Set exercise
Say how many lines in the records include the string "shading", adding no other words.

Stored records
=====

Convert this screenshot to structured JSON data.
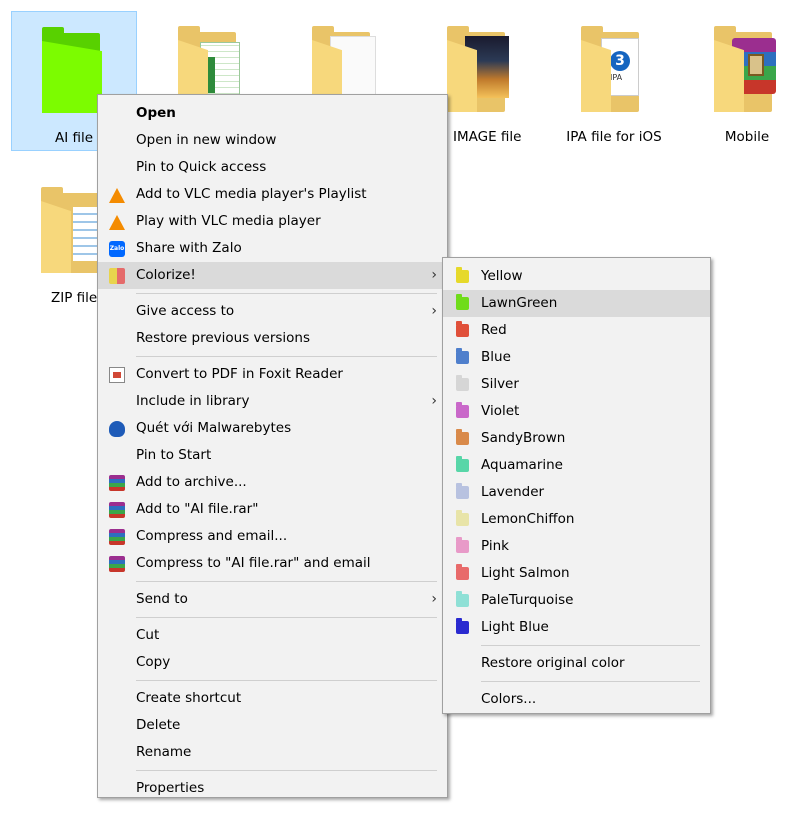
{
  "files": [
    {
      "label": "AI file",
      "selected": true
    },
    {
      "label": "",
      "thumb": "spreadsheet"
    },
    {
      "label": "",
      "thumb": "document"
    },
    {
      "label": "IMAGE file",
      "thumb": "image"
    },
    {
      "label": "IPA file for iOS",
      "thumb": "ipa"
    },
    {
      "label": "Mobile",
      "thumb": "rar"
    },
    {
      "label": "ZIP file",
      "thumb": "zip"
    }
  ],
  "context_menu": {
    "items": [
      {
        "label": "Open",
        "icon": "",
        "bold": true
      },
      {
        "label": "Open in new window",
        "icon": ""
      },
      {
        "label": "Pin to Quick access",
        "icon": ""
      },
      {
        "label": "Add to VLC media player's Playlist",
        "icon": "vlc-icon"
      },
      {
        "label": "Play with VLC media player",
        "icon": "vlc-icon"
      },
      {
        "label": "Share with Zalo",
        "icon": "zalo-icon",
        "icon_text": "Zalo"
      },
      {
        "label": "Colorize!",
        "icon": "colorize-icon",
        "submenu": true,
        "highlighted": true
      },
      {
        "label": "Give access to",
        "icon": "",
        "submenu": true
      },
      {
        "label": "Restore previous versions",
        "icon": ""
      },
      {
        "label": "Convert to PDF in Foxit Reader",
        "icon": "pdf-icon"
      },
      {
        "label": "Include in library",
        "icon": "",
        "submenu": true
      },
      {
        "label": "Quét với Malwarebytes",
        "icon": "malwarebytes-icon"
      },
      {
        "label": "Pin to Start",
        "icon": ""
      },
      {
        "label": "Add to archive...",
        "icon": "winrar-icon"
      },
      {
        "label": "Add to \"AI file.rar\"",
        "icon": "winrar-icon"
      },
      {
        "label": "Compress and email...",
        "icon": "winrar-icon"
      },
      {
        "label": "Compress to \"AI file.rar\" and email",
        "icon": "winrar-icon"
      },
      {
        "label": "Send to",
        "icon": "",
        "submenu": true
      },
      {
        "label": "Cut",
        "icon": ""
      },
      {
        "label": "Copy",
        "icon": ""
      },
      {
        "label": "Create shortcut",
        "icon": ""
      },
      {
        "label": "Delete",
        "icon": ""
      },
      {
        "label": "Rename",
        "icon": ""
      },
      {
        "label": "Properties",
        "icon": ""
      }
    ]
  },
  "colorize_menu": {
    "colors": [
      {
        "label": "Yellow",
        "color": "#e6d92a"
      },
      {
        "label": "LawnGreen",
        "color": "#6fdc1a",
        "highlighted": true
      },
      {
        "label": "Red",
        "color": "#e0503a"
      },
      {
        "label": "Blue",
        "color": "#4f7fcc"
      },
      {
        "label": "Silver",
        "color": "#d6d6d6"
      },
      {
        "label": "Violet",
        "color": "#c968c9"
      },
      {
        "label": "SandyBrown",
        "color": "#d98a4a"
      },
      {
        "label": "Aquamarine",
        "color": "#58d6a8"
      },
      {
        "label": "Lavender",
        "color": "#b8c2e0"
      },
      {
        "label": "LemonChiffon",
        "color": "#e8e4a8"
      },
      {
        "label": "Pink",
        "color": "#e89ac8"
      },
      {
        "label": "Light Salmon",
        "color": "#e86a6a"
      },
      {
        "label": "PaleTurquoise",
        "color": "#8fe0d6"
      },
      {
        "label": "Light Blue",
        "color": "#2a2ad0"
      }
    ],
    "restore_label": "Restore original color",
    "colors_label": "Colors..."
  },
  "submenu_arrow": "›"
}
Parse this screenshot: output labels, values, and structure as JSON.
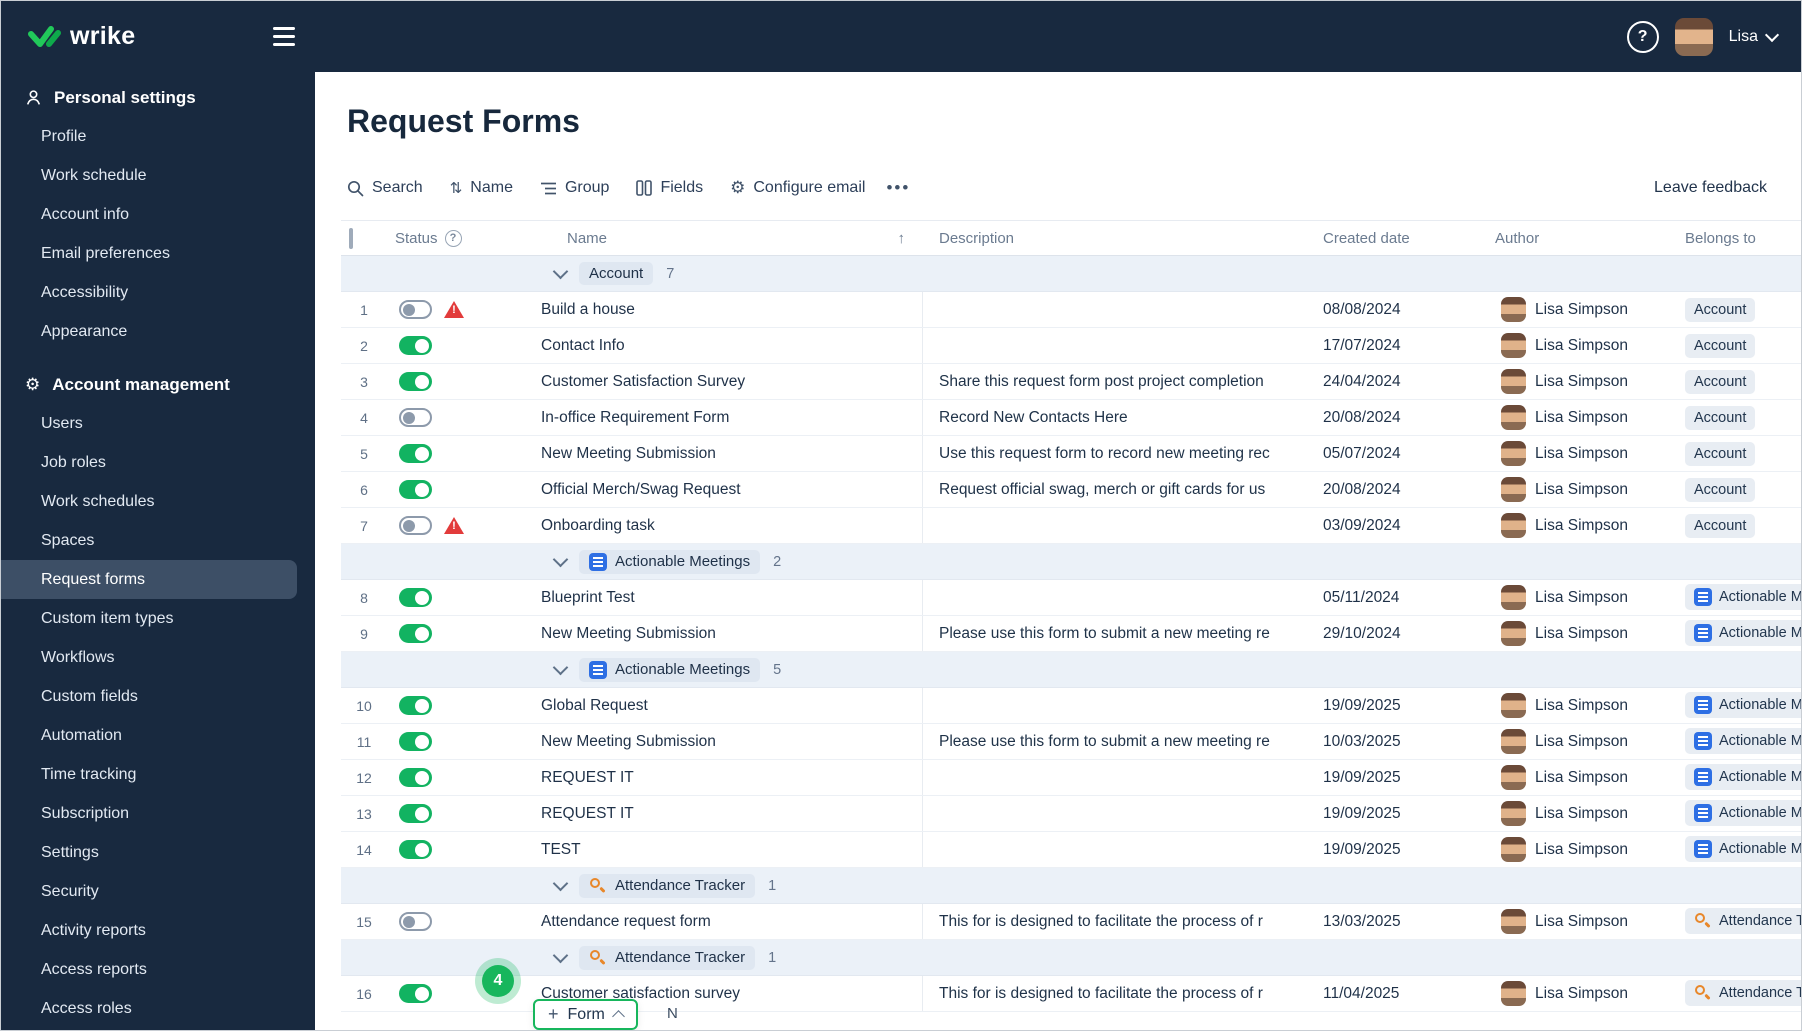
{
  "topbar": {
    "logo_text": "wrike",
    "user_name": "Lisa"
  },
  "icons": {
    "gear": "⚙",
    "sort": "⇅",
    "sort_asc": "↑",
    "more": "•••",
    "help": "?",
    "plus": "+",
    "warning": "!"
  },
  "colors": {
    "brand_navy": "#18293f",
    "accent_green": "#17b65c",
    "toggle_green": "#12b361",
    "warning_red": "#e23b3b",
    "space_blue": "#2e6fe4",
    "space_orange": "#e8872a"
  },
  "sidebar": {
    "sections": [
      {
        "title": "Personal settings",
        "items": [
          "Profile",
          "Work schedule",
          "Account info",
          "Email preferences",
          "Accessibility",
          "Appearance"
        ]
      },
      {
        "title": "Account management",
        "items": [
          "Users",
          "Job roles",
          "Work schedules",
          "Spaces",
          "Request forms",
          "Custom item types",
          "Workflows",
          "Custom fields",
          "Automation",
          "Time tracking",
          "Subscription",
          "Settings",
          "Security",
          "Activity reports",
          "Access reports",
          "Access roles"
        ]
      }
    ],
    "selected_item": "Request forms"
  },
  "page": {
    "title": "Request Forms"
  },
  "toolbar": {
    "search": "Search",
    "sort": "Name",
    "group": "Group",
    "fields": "Fields",
    "configure_email": "Configure email",
    "leave_feedback": "Leave feedback"
  },
  "table": {
    "columns": {
      "status": "Status",
      "name": "Name",
      "description": "Description",
      "created": "Created date",
      "author": "Author",
      "belongs": "Belongs to"
    },
    "rows": [
      {
        "kind": "group",
        "space": "",
        "label": "Account",
        "count": "7"
      },
      {
        "kind": "item",
        "num": "1",
        "status": "off",
        "warning": true,
        "name": "Build a house",
        "description": "",
        "created": "08/08/2024",
        "author": "Lisa Simpson",
        "space": "",
        "belongs": "Account"
      },
      {
        "kind": "item",
        "num": "2",
        "status": "on",
        "warning": false,
        "name": "Contact Info",
        "description": "",
        "created": "17/07/2024",
        "author": "Lisa Simpson",
        "space": "",
        "belongs": "Account"
      },
      {
        "kind": "item",
        "num": "3",
        "status": "on",
        "warning": false,
        "name": "Customer Satisfaction Survey",
        "description": "Share this request form post project completion",
        "created": "24/04/2024",
        "author": "Lisa Simpson",
        "space": "",
        "belongs": "Account"
      },
      {
        "kind": "item",
        "num": "4",
        "status": "off",
        "warning": false,
        "name": "In-office Requirement Form",
        "description": "Record New Contacts Here",
        "created": "20/08/2024",
        "author": "Lisa Simpson",
        "space": "",
        "belongs": "Account"
      },
      {
        "kind": "item",
        "num": "5",
        "status": "on",
        "warning": false,
        "name": "New Meeting Submission",
        "description": "Use this request form to record new meeting rec",
        "created": "05/07/2024",
        "author": "Lisa Simpson",
        "space": "",
        "belongs": "Account"
      },
      {
        "kind": "item",
        "num": "6",
        "status": "on",
        "warning": false,
        "name": "Official Merch/Swag Request",
        "description": "Request official swag, merch or gift cards for us",
        "created": "20/08/2024",
        "author": "Lisa Simpson",
        "space": "",
        "belongs": "Account"
      },
      {
        "kind": "item",
        "num": "7",
        "status": "off",
        "warning": true,
        "name": "Onboarding task",
        "description": "",
        "created": "03/09/2024",
        "author": "Lisa Simpson",
        "space": "",
        "belongs": "Account"
      },
      {
        "kind": "group",
        "space": "blue",
        "label": "Actionable Meetings",
        "count": "2"
      },
      {
        "kind": "item",
        "num": "8",
        "status": "on",
        "warning": false,
        "name": "Blueprint Test",
        "description": "",
        "created": "05/11/2024",
        "author": "Lisa Simpson",
        "space": "blue",
        "belongs": "Actionable Meetings"
      },
      {
        "kind": "item",
        "num": "9",
        "status": "on",
        "warning": false,
        "name": "New Meeting Submission",
        "description": "Please use this form to submit a new meeting re",
        "created": "29/10/2024",
        "author": "Lisa Simpson",
        "space": "blue",
        "belongs": "Actionable Meetings"
      },
      {
        "kind": "group",
        "space": "blue",
        "label": "Actionable Meetings",
        "count": "5"
      },
      {
        "kind": "item",
        "num": "10",
        "status": "on",
        "warning": false,
        "name": "Global Request",
        "description": "",
        "created": "19/09/2025",
        "author": "Lisa Simpson",
        "space": "blue",
        "belongs": "Actionable Meetings"
      },
      {
        "kind": "item",
        "num": "11",
        "status": "on",
        "warning": false,
        "name": "New Meeting Submission",
        "description": "Please use this form to submit a new meeting re",
        "created": "10/03/2025",
        "author": "Lisa Simpson",
        "space": "blue",
        "belongs": "Actionable Meetings"
      },
      {
        "kind": "item",
        "num": "12",
        "status": "on",
        "warning": false,
        "name": "REQUEST IT",
        "description": "",
        "created": "19/09/2025",
        "author": "Lisa Simpson",
        "space": "blue",
        "belongs": "Actionable Meetings"
      },
      {
        "kind": "item",
        "num": "13",
        "status": "on",
        "warning": false,
        "name": "REQUEST IT",
        "description": "",
        "created": "19/09/2025",
        "author": "Lisa Simpson",
        "space": "blue",
        "belongs": "Actionable Meetings"
      },
      {
        "kind": "item",
        "num": "14",
        "status": "on",
        "warning": false,
        "name": "TEST",
        "description": "",
        "created": "19/09/2025",
        "author": "Lisa Simpson",
        "space": "blue",
        "belongs": "Actionable Meetings"
      },
      {
        "kind": "group",
        "space": "orange",
        "label": "Attendance Tracker",
        "count": "1"
      },
      {
        "kind": "item",
        "num": "15",
        "status": "off",
        "warning": false,
        "name": "Attendance request form",
        "description": "This for is designed to facilitate the process of r",
        "created": "13/03/2025",
        "author": "Lisa Simpson",
        "space": "orange",
        "belongs": "Attendance Tracker"
      },
      {
        "kind": "group",
        "space": "orange",
        "label": "Attendance Tracker",
        "count": "1"
      },
      {
        "kind": "item",
        "num": "16",
        "status": "on",
        "warning": false,
        "name": "Customer satisfaction survey",
        "description": "This for is designed to facilitate the process of r",
        "created": "11/04/2025",
        "author": "Lisa Simpson",
        "space": "orange",
        "belongs": "Attendance Tracker"
      }
    ]
  },
  "annotation": {
    "badge": "4",
    "button_label": "Form",
    "shortcut_hint": "N"
  }
}
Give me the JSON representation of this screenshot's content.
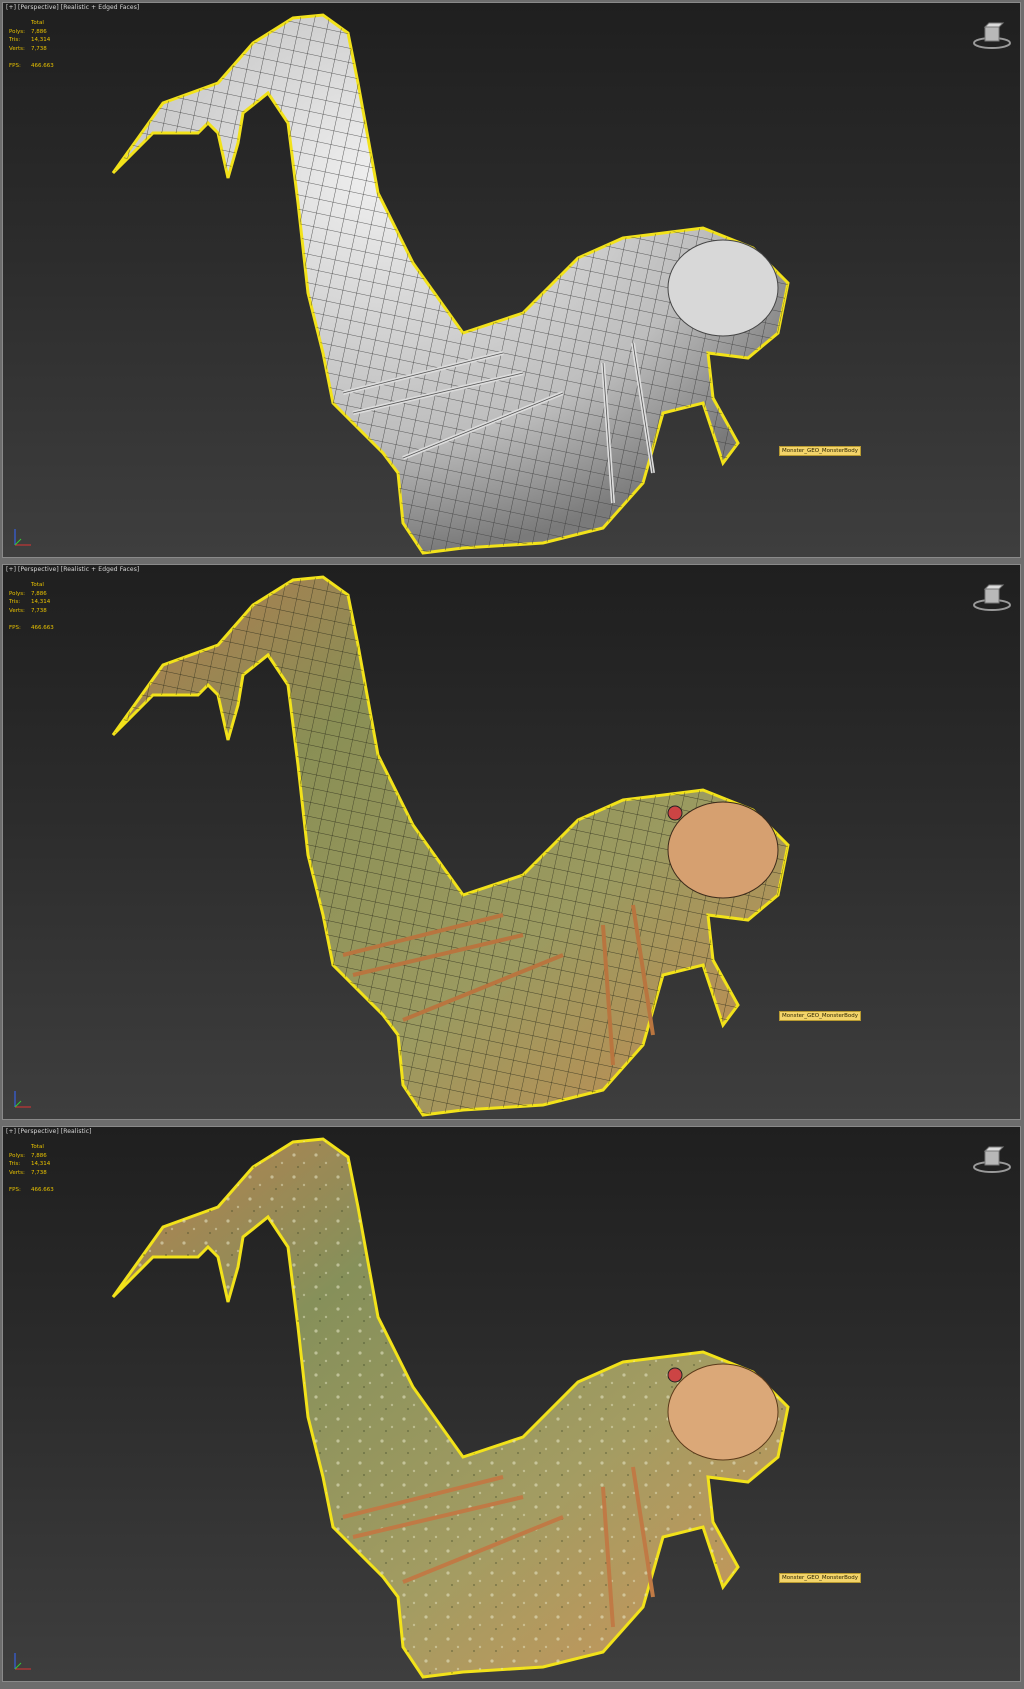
{
  "viewports": [
    {
      "label_parts": [
        "[+]",
        "[Perspective]",
        "[Realistic + Edged Faces]"
      ],
      "stats": {
        "total_label": "Total",
        "polys_label": "Polys:",
        "polys": "7,886",
        "tris_label": "Tris:",
        "tris": "14,314",
        "verts_label": "Verts:",
        "verts": "7,738",
        "fps_label": "FPS:",
        "fps": "466.663"
      },
      "object_tag": "Monster_GEO_MonsterBody",
      "shading": "wireframe-clay"
    },
    {
      "label_parts": [
        "[+]",
        "[Perspective]",
        "[Realistic + Edged Faces]"
      ],
      "stats": {
        "total_label": "Total",
        "polys_label": "Polys:",
        "polys": "7,886",
        "tris_label": "Tris:",
        "tris": "14,314",
        "verts_label": "Verts:",
        "verts": "7,738",
        "fps_label": "FPS:",
        "fps": "466.663"
      },
      "object_tag": "Monster_GEO_MonsterBody",
      "shading": "textured-edged"
    },
    {
      "label_parts": [
        "[+]",
        "[Perspective]",
        "[Realistic]"
      ],
      "stats": {
        "total_label": "Total",
        "polys_label": "Polys:",
        "polys": "7,886",
        "tris_label": "Tris:",
        "tris": "14,314",
        "verts_label": "Verts:",
        "verts": "7,738",
        "fps_label": "FPS:",
        "fps": "466.663"
      },
      "object_tag": "Monster_GEO_MonsterBody",
      "shading": "textured"
    }
  ],
  "colors": {
    "selection_outline": "#f2e21a",
    "stats_text": "#e8c200",
    "tag_bg": "#f3d46a",
    "clay": "#cfcfcf",
    "skin_green": "#8a8f55",
    "skin_orange": "#c78a4f"
  },
  "icons": [
    "viewcube-icon",
    "axis-tripod-icon"
  ]
}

=====

Full response
3